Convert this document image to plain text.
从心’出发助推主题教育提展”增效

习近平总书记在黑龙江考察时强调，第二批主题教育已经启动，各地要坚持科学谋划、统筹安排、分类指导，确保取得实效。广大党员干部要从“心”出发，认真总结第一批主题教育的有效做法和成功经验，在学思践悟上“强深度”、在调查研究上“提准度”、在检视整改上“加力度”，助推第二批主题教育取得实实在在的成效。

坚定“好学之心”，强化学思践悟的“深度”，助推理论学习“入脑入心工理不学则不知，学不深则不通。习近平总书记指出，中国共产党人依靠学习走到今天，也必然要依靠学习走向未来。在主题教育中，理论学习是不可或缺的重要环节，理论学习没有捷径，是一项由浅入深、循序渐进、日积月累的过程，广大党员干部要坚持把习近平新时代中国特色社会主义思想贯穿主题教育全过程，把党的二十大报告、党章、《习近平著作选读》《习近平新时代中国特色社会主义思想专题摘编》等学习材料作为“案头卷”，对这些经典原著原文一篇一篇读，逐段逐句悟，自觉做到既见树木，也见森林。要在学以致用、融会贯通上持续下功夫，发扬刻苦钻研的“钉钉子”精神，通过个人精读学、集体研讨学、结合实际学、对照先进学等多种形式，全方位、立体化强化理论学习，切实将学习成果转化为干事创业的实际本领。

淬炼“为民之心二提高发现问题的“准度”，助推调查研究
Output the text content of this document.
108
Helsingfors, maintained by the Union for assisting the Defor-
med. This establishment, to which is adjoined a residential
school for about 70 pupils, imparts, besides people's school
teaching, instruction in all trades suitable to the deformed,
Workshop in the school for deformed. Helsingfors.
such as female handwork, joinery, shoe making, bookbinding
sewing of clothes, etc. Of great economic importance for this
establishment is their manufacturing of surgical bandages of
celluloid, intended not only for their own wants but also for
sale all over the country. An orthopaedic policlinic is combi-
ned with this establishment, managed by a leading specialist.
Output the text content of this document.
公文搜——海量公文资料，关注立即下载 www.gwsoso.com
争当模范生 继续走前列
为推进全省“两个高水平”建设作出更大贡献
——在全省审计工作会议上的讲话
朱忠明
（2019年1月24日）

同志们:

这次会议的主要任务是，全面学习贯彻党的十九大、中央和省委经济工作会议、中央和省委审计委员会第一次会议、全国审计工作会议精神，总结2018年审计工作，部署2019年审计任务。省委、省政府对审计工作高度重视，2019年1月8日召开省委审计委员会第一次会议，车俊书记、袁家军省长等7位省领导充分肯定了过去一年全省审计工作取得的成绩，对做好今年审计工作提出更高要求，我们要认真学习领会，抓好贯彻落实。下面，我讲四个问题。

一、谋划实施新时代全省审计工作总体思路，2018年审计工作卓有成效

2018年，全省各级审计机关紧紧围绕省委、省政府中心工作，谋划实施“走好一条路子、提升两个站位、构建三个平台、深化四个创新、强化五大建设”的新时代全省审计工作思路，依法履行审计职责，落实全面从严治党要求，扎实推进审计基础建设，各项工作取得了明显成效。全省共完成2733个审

- PROBLEM TO SOLVE
Output all records verbatim.

- EXERCISE OUTPUT
Convert this document image to plain text.
从心’出发助推主题教育提展”增效

习近平总书记在黑龙江考察时强调，第二批主题教育已经启动，各地要坚持科学谋划、统筹安排、分类指导，确保取得实效。广大党员干部要从“心”出发，认真总结第一批主题教育的有效做法和成功经验，在学思践悟上“强深度”、在调查研究上“提准度”、在检视整改上“加力度”，助推第二批主题教育取得实实在在的成效。

坚定“好学之心”，强化学思践悟的“深度”，助推理论学习“入脑入心工理不学则不知，学不深则不通。习近平总书记指出，中国共产党人依靠学习走到今天，也必然要依靠学习走向未来。在主题教育中，理论学习是不可或缺的重要环节，理论学习没有捷径，是一项由浅入深、循序渐进、日积月累的过程，广大党员干部要坚持把习近平新时代中国特色社会主义思想贯穿主题教育全过程，把党的二十大报告、党章、《习近平著作选读》《习近平新时代中国特色社会主义思想专题摘编》等学习材料作为“案头卷”，对这些经典原著原文一篇一篇读，逐段逐句悟，自觉做到既见树木，也见森林。要在学以致用、融会贯通上持续下功夫，发扬刻苦钻研的“钉钉子”精神，通过个人精读学、集体研讨学、结合实际学、对照先进学等多种形式，全方位、立体化强化理论学习，切实将学习成果转化为干事创业的实际本领。

淬炼“为民之心二提高发现问题的“准度”，助推调查研究
Output the text content of this document.
108
Helsingfors, maintained by the Union for assisting the Defor-
med. This establishment, to which is adjoined a residential
school for about 70 pupils, imparts, besides people's school
teaching, instruction in all trades suitable to the deformed,
Workshop in the school for deformed. Helsingfors.
such as female handwork, joinery, shoe making, bookbinding
sewing of clothes, etc. Of great economic importance for this
establishment is their manufacturing of surgical bandages of
celluloid, intended not only for their own wants but also for
sale all over the country. An orthopaedic policlinic is combi-
ned with this establishment, managed by a leading specialist.
Output the text content of this document.
公文搜——海量公文资料，关注立即下载 www.gwsoso.com
争当模范生 继续走前列
为推进全省“两个高水平”建设作出更大贡献
——在全省审计工作会议上的讲话
朱忠明
（2019年1月24日）

同志们:

这次会议的主要任务是，全面学习贯彻党的十九大、中央和省委经济工作会议、中央和省委审计委员会第一次会议、全国审计工作会议精神，总结2018年审计工作，部署2019年审计任务。省委、省政府对审计工作高度重视，2019年1月8日召开省委审计委员会第一次会议，车俊书记、袁家军省长等7位省领导充分肯定了过去一年全省审计工作取得的成绩，对做好今年审计工作提出更高要求，我们要认真学习领会，抓好贯彻落实。下面，我讲四个问题。

一、谋划实施新时代全省审计工作总体思路，2018年审计工作卓有成效

2018年，全省各级审计机关紧紧围绕省委、省政府中心工作，谋划实施“走好一条路子、提升两个站位、构建三个平台、深化四个创新、强化五大建设”的新时代全省审计工作思路，依法履行审计职责，落实全面从严治党要求，扎实推进审计基础建设，各项工作取得了明显成效。全省共完成2733个审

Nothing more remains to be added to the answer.